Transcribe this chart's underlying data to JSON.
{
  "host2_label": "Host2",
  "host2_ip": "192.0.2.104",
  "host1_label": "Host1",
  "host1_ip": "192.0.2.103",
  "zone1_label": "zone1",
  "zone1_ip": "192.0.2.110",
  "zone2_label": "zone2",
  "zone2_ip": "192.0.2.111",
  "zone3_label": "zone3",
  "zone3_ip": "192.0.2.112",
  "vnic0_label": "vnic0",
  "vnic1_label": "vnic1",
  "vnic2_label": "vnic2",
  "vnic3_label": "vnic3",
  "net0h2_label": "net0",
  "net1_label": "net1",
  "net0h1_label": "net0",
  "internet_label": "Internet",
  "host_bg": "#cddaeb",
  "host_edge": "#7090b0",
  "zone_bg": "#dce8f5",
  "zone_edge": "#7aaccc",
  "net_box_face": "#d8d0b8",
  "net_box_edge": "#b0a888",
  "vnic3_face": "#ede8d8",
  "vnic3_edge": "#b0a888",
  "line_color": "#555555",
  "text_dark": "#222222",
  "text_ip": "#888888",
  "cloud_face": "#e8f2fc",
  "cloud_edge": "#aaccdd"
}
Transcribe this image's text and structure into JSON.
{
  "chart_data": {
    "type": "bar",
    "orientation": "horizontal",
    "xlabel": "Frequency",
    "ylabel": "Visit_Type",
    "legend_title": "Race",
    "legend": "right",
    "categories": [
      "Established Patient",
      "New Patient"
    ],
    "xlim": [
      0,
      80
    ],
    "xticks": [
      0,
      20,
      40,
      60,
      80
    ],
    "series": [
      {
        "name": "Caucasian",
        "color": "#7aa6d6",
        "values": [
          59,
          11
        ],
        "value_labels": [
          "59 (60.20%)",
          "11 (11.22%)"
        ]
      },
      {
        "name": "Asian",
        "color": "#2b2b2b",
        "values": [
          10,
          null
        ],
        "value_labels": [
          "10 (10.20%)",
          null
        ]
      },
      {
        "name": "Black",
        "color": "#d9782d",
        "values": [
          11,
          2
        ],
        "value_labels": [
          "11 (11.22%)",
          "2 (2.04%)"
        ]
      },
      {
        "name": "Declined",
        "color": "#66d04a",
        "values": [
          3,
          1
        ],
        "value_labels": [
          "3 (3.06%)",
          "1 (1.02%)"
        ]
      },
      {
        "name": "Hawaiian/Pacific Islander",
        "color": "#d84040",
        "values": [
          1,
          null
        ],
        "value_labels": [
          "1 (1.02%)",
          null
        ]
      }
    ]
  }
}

----------

*TASK DESCRIPTION*: Identify the lines in the entries that hold "JSON" and return each one.

*OUTPUT OF THE EXERCISE*:
Transcribe this chart's underlying data to JSON.
Transcribe this image's text and structure into JSON.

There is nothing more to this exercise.